### Problem to work on
Word for word, give the material below again, minus any images.

** Begin Raw records **

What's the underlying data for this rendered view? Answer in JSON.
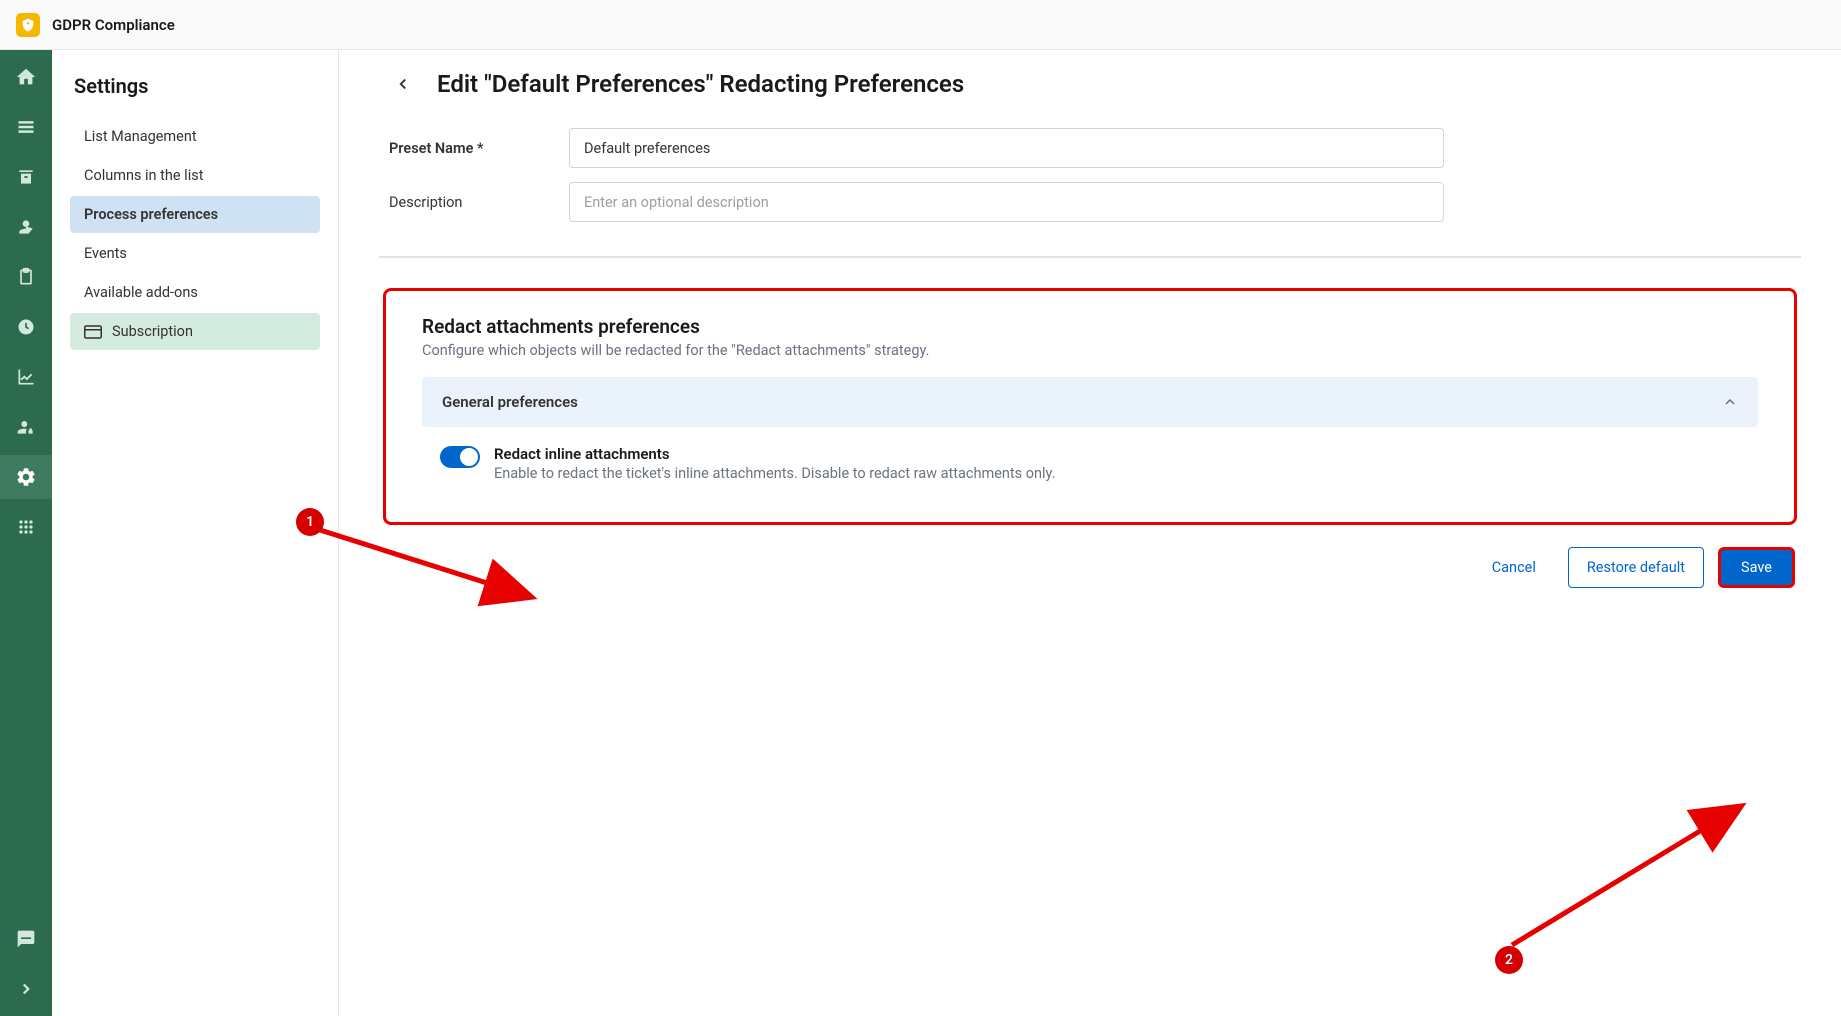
{
  "app": {
    "title": "GDPR Compliance"
  },
  "settings_nav": {
    "title": "Settings",
    "items": [
      {
        "label": "List Management"
      },
      {
        "label": "Columns in the list"
      },
      {
        "label": "Process preferences"
      },
      {
        "label": "Events"
      },
      {
        "label": "Available add-ons"
      },
      {
        "label": "Subscription"
      }
    ]
  },
  "page": {
    "title": "Edit \"Default Preferences\" Redacting Preferences",
    "preset_name_label": "Preset Name *",
    "preset_name_value": "Default preferences",
    "description_label": "Description",
    "description_placeholder": "Enter an optional description"
  },
  "redact_section": {
    "title": "Redact attachments preferences",
    "desc": "Configure which objects will be redacted for the \"Redact attachments\" strategy.",
    "accordion_title": "General preferences",
    "toggle_label": "Redact inline attachments",
    "toggle_desc": "Enable to redact the ticket's inline attachments. Disable to redact raw attachments only."
  },
  "buttons": {
    "cancel": "Cancel",
    "restore": "Restore default",
    "save": "Save"
  },
  "annotations": {
    "badge1": "1",
    "badge2": "2"
  }
}
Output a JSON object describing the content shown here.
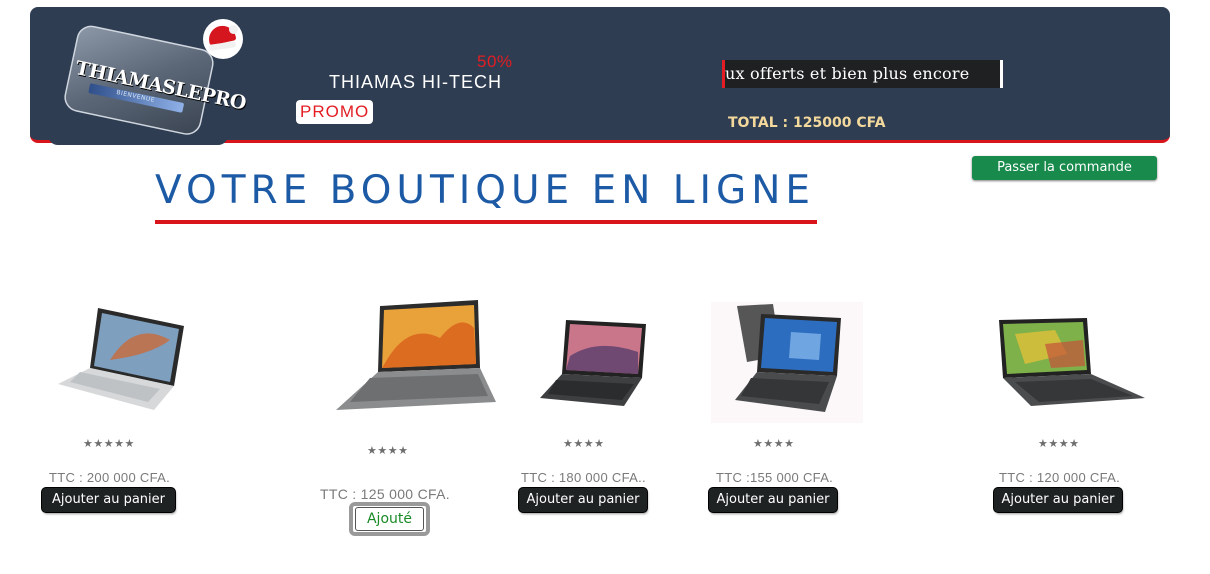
{
  "header": {
    "logo_text": "THIAMASLEPRO",
    "logo_subtext": "BIENVENUE",
    "discount": "50%",
    "brand": "THIAMAS HI-TECH",
    "promo_label": "PROMO",
    "marquee_text": "ux offerts et bien plus encore",
    "total": "TOTAL : 125000 CFA"
  },
  "order_button": "Passer la commande",
  "page_title": "VOTRE BOUTIQUE EN LIGNE",
  "products": [
    {
      "stars": "★★★★★",
      "rating": 5,
      "price": "TTC : 200 000 CFA.",
      "button": "Ajouter au panier"
    },
    {
      "stars": "★★★★",
      "rating": 4,
      "price": "TTC : 125 000 CFA.",
      "button": "Ajouté"
    },
    {
      "stars": "★★★★",
      "rating": 4,
      "price": "TTC : 180 000 CFA..",
      "button": "Ajouter au panier"
    },
    {
      "stars": "★★★★",
      "rating": 4,
      "price": "TTC :155 000 CFA.",
      "button": "Ajouter au panier"
    },
    {
      "stars": "★★★★",
      "rating": 4,
      "price": "TTC : 120 000 CFA.",
      "button": "Ajouter au panier"
    }
  ],
  "colors": {
    "header_bg": "#2e3d52",
    "accent_red": "#d9151b",
    "title_blue": "#1d5aa6",
    "order_green": "#178a4c",
    "total_gold": "#f4d99d"
  }
}
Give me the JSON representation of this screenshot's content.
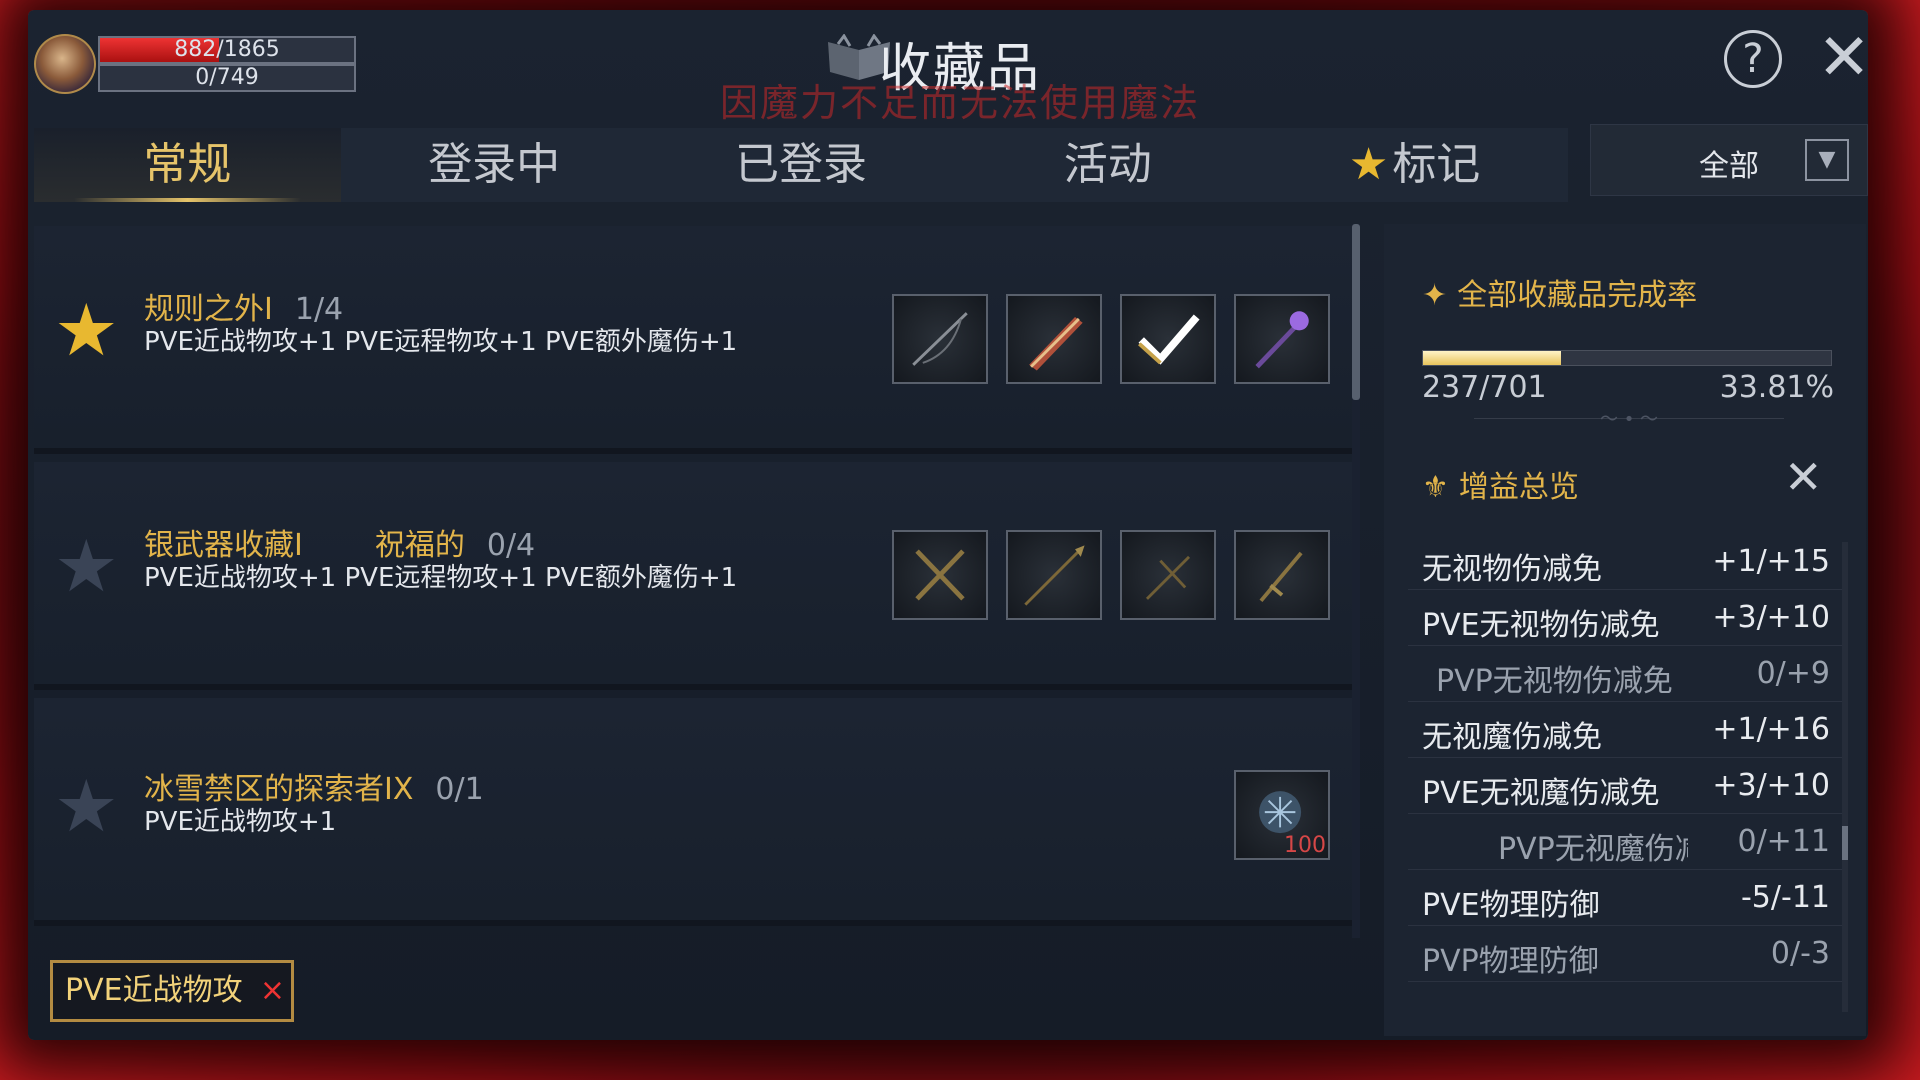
{
  "player": {
    "hp": "882/1865",
    "hp_fraction": 0.47,
    "mp": "0/749",
    "mp_fraction": 0.0
  },
  "header": {
    "title": "收藏品",
    "warning": "因魔力不足而无法使用魔法",
    "help_icon": "help-icon",
    "close_icon": "close-icon"
  },
  "tabs": [
    {
      "label": "常规",
      "active": true
    },
    {
      "label": "登录中",
      "active": false
    },
    {
      "label": "已登录",
      "active": false
    },
    {
      "label": "活动",
      "active": false
    },
    {
      "label": "标记",
      "active": false,
      "icon": "star-icon"
    }
  ],
  "filter": {
    "selected": "全部"
  },
  "collections": [
    {
      "favorite": true,
      "name": "规则之外I",
      "tag": "",
      "count": "1/4",
      "effects": "PVE近战物攻+1 PVE远程物攻+1 PVE额外魔伤+1",
      "items": [
        "bow-icon",
        "sword-icon",
        "checkmark-icon",
        "staff-icon"
      ]
    },
    {
      "favorite": false,
      "name": "银武器收藏I",
      "tag": "祝福的",
      "count": "0/4",
      "effects": "PVE近战物攻+1 PVE远程物攻+1 PVE额外魔伤+1",
      "items": [
        "crossed-blades-icon",
        "spear-icon",
        "crossbow-icon",
        "dagger-icon"
      ]
    },
    {
      "favorite": false,
      "name": "冰雪禁区的探索者IX",
      "tag": "",
      "count": "0/1",
      "effects": "PVE近战物攻+1",
      "items": [
        "ice-crystal-icon"
      ],
      "item_badge": "100"
    }
  ],
  "active_filter_chip": {
    "label": "PVE近战物攻",
    "remove": "×"
  },
  "completion": {
    "title": "全部收藏品完成率",
    "collected": "237/701",
    "percent": "33.81%",
    "fraction": 0.338
  },
  "buffs": {
    "title": "增益总览",
    "rows": [
      {
        "name": "无视物伤减免",
        "value": "+1/+15",
        "style": ""
      },
      {
        "name": "PVE无视物伤减免",
        "value": "+3/+10",
        "style": ""
      },
      {
        "name": "PVP无视物伤减免",
        "value": "0/+9",
        "style": "dim sub"
      },
      {
        "name": "无视魔伤减免",
        "value": "+1/+16",
        "style": ""
      },
      {
        "name": "PVE无视魔伤减免",
        "value": "+3/+10",
        "style": ""
      },
      {
        "name": "PVP无视魔伤减免",
        "value": "0/+11",
        "style": "dim sub2"
      },
      {
        "name": "PVE物理防御",
        "value": "-5/-11",
        "style": ""
      },
      {
        "name": "PVP物理防御",
        "value": "0/-3",
        "style": "dim"
      }
    ]
  }
}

** End Raw records **

### Result
What's the underlying data for this rendered view? Answer in JSON.
{
  "app": {
    "title": "GDPR Compliance"
  },
  "settings_nav": {
    "title": "Settings",
    "items": [
      {
        "label": "List Management"
      },
      {
        "label": "Columns in the list"
      },
      {
        "label": "Process preferences"
      },
      {
        "label": "Events"
      },
      {
        "label": "Available add-ons"
      },
      {
        "label": "Subscription"
      }
    ]
  },
  "page": {
    "title": "Edit \"Default Preferences\" Redacting Preferences",
    "preset_name_label": "Preset Name *",
    "preset_name_value": "Default preferences",
    "description_label": "Description",
    "description_placeholder": "Enter an optional description"
  },
  "redact_section": {
    "title": "Redact attachments preferences",
    "desc": "Configure which objects will be redacted for the \"Redact attachments\" strategy.",
    "accordion_title": "General preferences",
    "toggle_label": "Redact inline attachments",
    "toggle_desc": "Enable to redact the ticket's inline attachments. Disable to redact raw attachments only."
  },
  "buttons": {
    "cancel": "Cancel",
    "restore": "Restore default",
    "save": "Save"
  },
  "annotations": {
    "badge1": "1",
    "badge2": "2"
  }
}
Output a JSON object describing the content shown here.
{
  "header": {
    "logo_text": "THIAMASLEPRO",
    "logo_subtext": "BIENVENUE",
    "discount": "50%",
    "brand": "THIAMAS HI-TECH",
    "promo_label": "PROMO",
    "marquee_text": "ux offerts et bien plus encore",
    "total": "TOTAL : 125000 CFA"
  },
  "order_button": "Passer la commande",
  "page_title": "VOTRE BOUTIQUE EN LIGNE",
  "products": [
    {
      "stars": "★★★★★",
      "rating": 5,
      "price": "TTC : 200 000 CFA.",
      "button": "Ajouter au panier"
    },
    {
      "stars": "★★★★",
      "rating": 4,
      "price": "TTC : 125 000 CFA.",
      "button": "Ajouté"
    },
    {
      "stars": "★★★★",
      "rating": 4,
      "price": "TTC : 180 000 CFA..",
      "button": "Ajouter au panier"
    },
    {
      "stars": "★★★★",
      "rating": 4,
      "price": "TTC :155 000 CFA.",
      "button": "Ajouter au panier"
    },
    {
      "stars": "★★★★",
      "rating": 4,
      "price": "TTC : 120 000 CFA.",
      "button": "Ajouter au panier"
    }
  ],
  "colors": {
    "header_bg": "#2e3d52",
    "accent_red": "#d9151b",
    "title_blue": "#1d5aa6",
    "order_green": "#178a4c",
    "total_gold": "#f4d99d"
  }
}
Give me the JSON representation of this screenshot's content.
{
  "player": {
    "hp": "882/1865",
    "hp_fraction": 0.47,
    "mp": "0/749",
    "mp_fraction": 0.0
  },
  "header": {
    "title": "收藏品",
    "warning": "因魔力不足而无法使用魔法",
    "help_icon": "help-icon",
    "close_icon": "close-icon"
  },
  "tabs": [
    {
      "label": "常规",
      "active": true
    },
    {
      "label": "登录中",
      "active": false
    },
    {
      "label": "已登录",
      "active": false
    },
    {
      "label": "活动",
      "active": false
    },
    {
      "label": "标记",
      "active": false,
      "icon": "star-icon"
    }
  ],
  "filter": {
    "selected": "全部"
  },
  "collections": [
    {
      "favorite": true,
      "name": "规则之外I",
      "tag": "",
      "count": "1/4",
      "effects": "PVE近战物攻+1 PVE远程物攻+1 PVE额外魔伤+1",
      "items": [
        "bow-icon",
        "sword-icon",
        "checkmark-icon",
        "staff-icon"
      ]
    },
    {
      "favorite": false,
      "name": "银武器收藏I",
      "tag": "祝福的",
      "count": "0/4",
      "effects": "PVE近战物攻+1 PVE远程物攻+1 PVE额外魔伤+1",
      "items": [
        "crossed-blades-icon",
        "spear-icon",
        "crossbow-icon",
        "dagger-icon"
      ]
    },
    {
      "favorite": false,
      "name": "冰雪禁区的探索者IX",
      "tag": "",
      "count": "0/1",
      "effects": "PVE近战物攻+1",
      "items": [
        "ice-crystal-icon"
      ],
      "item_badge": "100"
    }
  ],
  "active_filter_chip": {
    "label": "PVE近战物攻",
    "remove": "×"
  },
  "completion": {
    "title": "全部收藏品完成率",
    "collected": "237/701",
    "percent": "33.81%",
    "fraction": 0.338
  },
  "buffs": {
    "title": "增益总览",
    "rows": [
      {
        "name": "无视物伤减免",
        "value": "+1/+15",
        "style": ""
      },
      {
        "name": "PVE无视物伤减免",
        "value": "+3/+10",
        "style": ""
      },
      {
        "name": "PVP无视物伤减免",
        "value": "0/+9",
        "style": "dim sub"
      },
      {
        "name": "无视魔伤减免",
        "value": "+1/+16",
        "style": ""
      },
      {
        "name": "PVE无视魔伤减免",
        "value": "+3/+10",
        "style": ""
      },
      {
        "name": "PVP无视魔伤减免",
        "value": "0/+11",
        "style": "dim sub2"
      },
      {
        "name": "PVE物理防御",
        "value": "-5/-11",
        "style": ""
      },
      {
        "name": "PVP物理防御",
        "value": "0/-3",
        "style": "dim"
      }
    ]
  }
}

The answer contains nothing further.